= Task goal =
Skip the images. Copy the records exactly as written.

———

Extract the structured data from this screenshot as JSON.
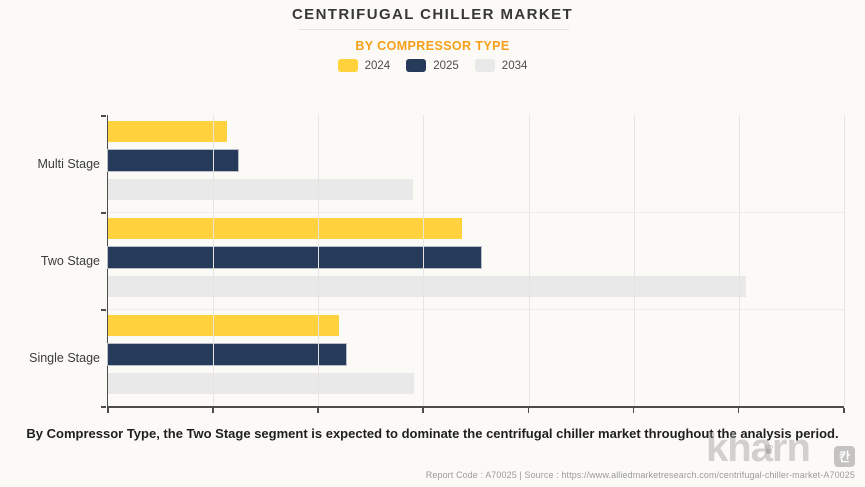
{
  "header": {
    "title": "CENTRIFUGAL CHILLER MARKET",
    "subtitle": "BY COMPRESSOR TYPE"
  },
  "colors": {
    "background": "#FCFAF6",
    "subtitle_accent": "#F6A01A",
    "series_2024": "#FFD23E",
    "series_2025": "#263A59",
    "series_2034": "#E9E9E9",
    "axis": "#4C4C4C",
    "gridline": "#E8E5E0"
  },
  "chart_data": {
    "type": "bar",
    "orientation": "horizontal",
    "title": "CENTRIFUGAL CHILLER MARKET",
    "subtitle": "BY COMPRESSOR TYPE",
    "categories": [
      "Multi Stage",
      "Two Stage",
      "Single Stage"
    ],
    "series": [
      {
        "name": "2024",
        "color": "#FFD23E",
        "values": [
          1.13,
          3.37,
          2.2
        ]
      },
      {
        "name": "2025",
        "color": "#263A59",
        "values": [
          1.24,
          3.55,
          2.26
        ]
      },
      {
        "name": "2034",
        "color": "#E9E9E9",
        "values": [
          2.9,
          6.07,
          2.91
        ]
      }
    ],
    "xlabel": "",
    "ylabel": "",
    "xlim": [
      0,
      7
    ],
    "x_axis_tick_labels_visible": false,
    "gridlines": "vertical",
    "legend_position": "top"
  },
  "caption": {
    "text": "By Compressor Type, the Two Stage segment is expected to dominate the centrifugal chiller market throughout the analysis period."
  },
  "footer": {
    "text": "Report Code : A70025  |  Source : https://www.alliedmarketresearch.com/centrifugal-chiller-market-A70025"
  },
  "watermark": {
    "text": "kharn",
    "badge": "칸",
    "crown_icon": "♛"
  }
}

———

= Exercise response =
Extract the structured data from this screenshot as JSON.
{
  "header": {
    "title": "CENTRIFUGAL CHILLER MARKET",
    "subtitle": "BY COMPRESSOR TYPE"
  },
  "colors": {
    "background": "#FCFAF6",
    "subtitle_accent": "#F6A01A",
    "series_2024": "#FFD23E",
    "series_2025": "#263A59",
    "series_2034": "#E9E9E9",
    "axis": "#4C4C4C",
    "gridline": "#E8E5E0"
  },
  "chart_data": {
    "type": "bar",
    "orientation": "horizontal",
    "title": "CENTRIFUGAL CHILLER MARKET",
    "subtitle": "BY COMPRESSOR TYPE",
    "categories": [
      "Multi Stage",
      "Two Stage",
      "Single Stage"
    ],
    "series": [
      {
        "name": "2024",
        "color": "#FFD23E",
        "values": [
          1.13,
          3.37,
          2.2
        ]
      },
      {
        "name": "2025",
        "color": "#263A59",
        "values": [
          1.24,
          3.55,
          2.26
        ]
      },
      {
        "name": "2034",
        "color": "#E9E9E9",
        "values": [
          2.9,
          6.07,
          2.91
        ]
      }
    ],
    "xlabel": "",
    "ylabel": "",
    "xlim": [
      0,
      7
    ],
    "x_axis_tick_labels_visible": false,
    "gridlines": "vertical",
    "legend_position": "top"
  },
  "caption": {
    "text": "By Compressor Type, the Two Stage segment is expected to dominate the centrifugal chiller market throughout the analysis period."
  },
  "footer": {
    "text": "Report Code : A70025  |  Source : https://www.alliedmarketresearch.com/centrifugal-chiller-market-A70025"
  },
  "watermark": {
    "text": "kharn",
    "badge": "칸",
    "crown_icon": "♛"
  }
}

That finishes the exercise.